● WRITTEN EXERCISE: Without changing a character, return the entries, but not the images they hold.

● SUPPLIED ENTRIES:

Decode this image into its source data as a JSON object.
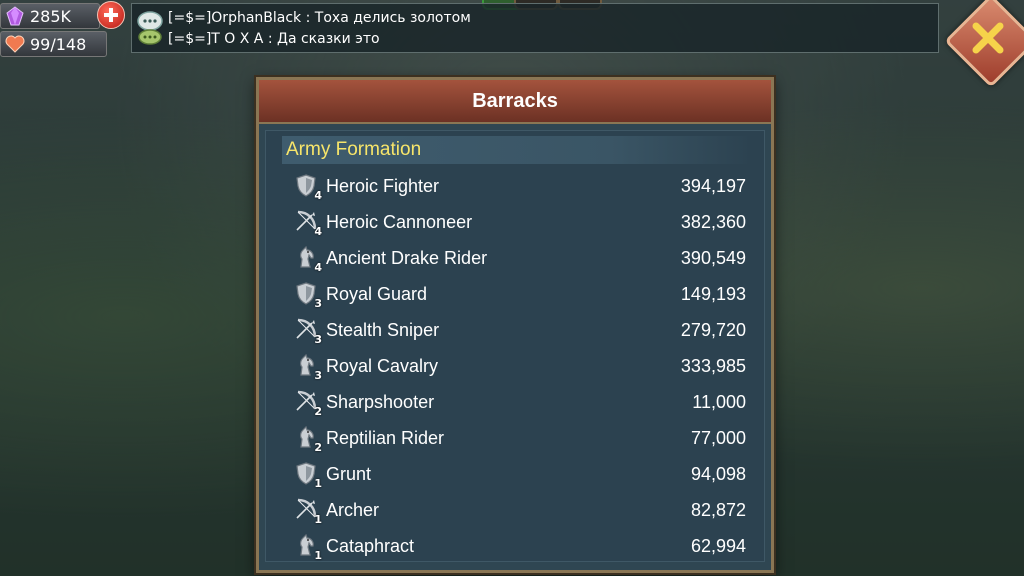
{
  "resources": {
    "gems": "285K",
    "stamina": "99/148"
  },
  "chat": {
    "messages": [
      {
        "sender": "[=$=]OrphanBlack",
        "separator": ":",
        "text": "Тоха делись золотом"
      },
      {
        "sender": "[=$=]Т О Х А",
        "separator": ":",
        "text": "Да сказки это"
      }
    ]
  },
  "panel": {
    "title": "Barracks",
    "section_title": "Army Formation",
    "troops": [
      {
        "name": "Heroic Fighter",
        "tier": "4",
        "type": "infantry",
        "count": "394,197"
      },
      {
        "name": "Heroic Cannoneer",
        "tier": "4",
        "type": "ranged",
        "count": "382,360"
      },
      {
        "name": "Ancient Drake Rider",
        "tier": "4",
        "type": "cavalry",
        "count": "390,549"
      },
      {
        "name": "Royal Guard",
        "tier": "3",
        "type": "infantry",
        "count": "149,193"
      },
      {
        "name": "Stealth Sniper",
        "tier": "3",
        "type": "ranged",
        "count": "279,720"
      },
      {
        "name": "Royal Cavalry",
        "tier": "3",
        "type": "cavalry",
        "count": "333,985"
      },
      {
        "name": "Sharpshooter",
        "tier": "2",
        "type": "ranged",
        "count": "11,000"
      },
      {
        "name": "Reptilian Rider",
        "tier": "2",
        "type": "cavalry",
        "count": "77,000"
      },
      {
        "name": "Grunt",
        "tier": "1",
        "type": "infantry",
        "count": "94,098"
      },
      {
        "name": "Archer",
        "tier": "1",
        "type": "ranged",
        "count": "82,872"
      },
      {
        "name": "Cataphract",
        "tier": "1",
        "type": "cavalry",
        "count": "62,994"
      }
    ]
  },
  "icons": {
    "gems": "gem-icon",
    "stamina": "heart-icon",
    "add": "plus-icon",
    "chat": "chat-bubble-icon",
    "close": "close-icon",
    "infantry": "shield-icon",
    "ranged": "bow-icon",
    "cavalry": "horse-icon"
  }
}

● RESULT OF THIS TASK:
Decode this image into its source data as a JSON object.
{
  "resources": {
    "gems": "285K",
    "stamina": "99/148"
  },
  "chat": {
    "messages": [
      {
        "sender": "[=$=]OrphanBlack",
        "separator": ":",
        "text": "Тоха делись золотом"
      },
      {
        "sender": "[=$=]Т О Х А",
        "separator": ":",
        "text": "Да сказки это"
      }
    ]
  },
  "panel": {
    "title": "Barracks",
    "section_title": "Army Formation",
    "troops": [
      {
        "name": "Heroic Fighter",
        "tier": "4",
        "type": "infantry",
        "count": "394,197"
      },
      {
        "name": "Heroic Cannoneer",
        "tier": "4",
        "type": "ranged",
        "count": "382,360"
      },
      {
        "name": "Ancient Drake Rider",
        "tier": "4",
        "type": "cavalry",
        "count": "390,549"
      },
      {
        "name": "Royal Guard",
        "tier": "3",
        "type": "infantry",
        "count": "149,193"
      },
      {
        "name": "Stealth Sniper",
        "tier": "3",
        "type": "ranged",
        "count": "279,720"
      },
      {
        "name": "Royal Cavalry",
        "tier": "3",
        "type": "cavalry",
        "count": "333,985"
      },
      {
        "name": "Sharpshooter",
        "tier": "2",
        "type": "ranged",
        "count": "11,000"
      },
      {
        "name": "Reptilian Rider",
        "tier": "2",
        "type": "cavalry",
        "count": "77,000"
      },
      {
        "name": "Grunt",
        "tier": "1",
        "type": "infantry",
        "count": "94,098"
      },
      {
        "name": "Archer",
        "tier": "1",
        "type": "ranged",
        "count": "82,872"
      },
      {
        "name": "Cataphract",
        "tier": "1",
        "type": "cavalry",
        "count": "62,994"
      }
    ]
  },
  "icons": {
    "gems": "gem-icon",
    "stamina": "heart-icon",
    "add": "plus-icon",
    "chat": "chat-bubble-icon",
    "close": "close-icon",
    "infantry": "shield-icon",
    "ranged": "bow-icon",
    "cavalry": "horse-icon"
  }
}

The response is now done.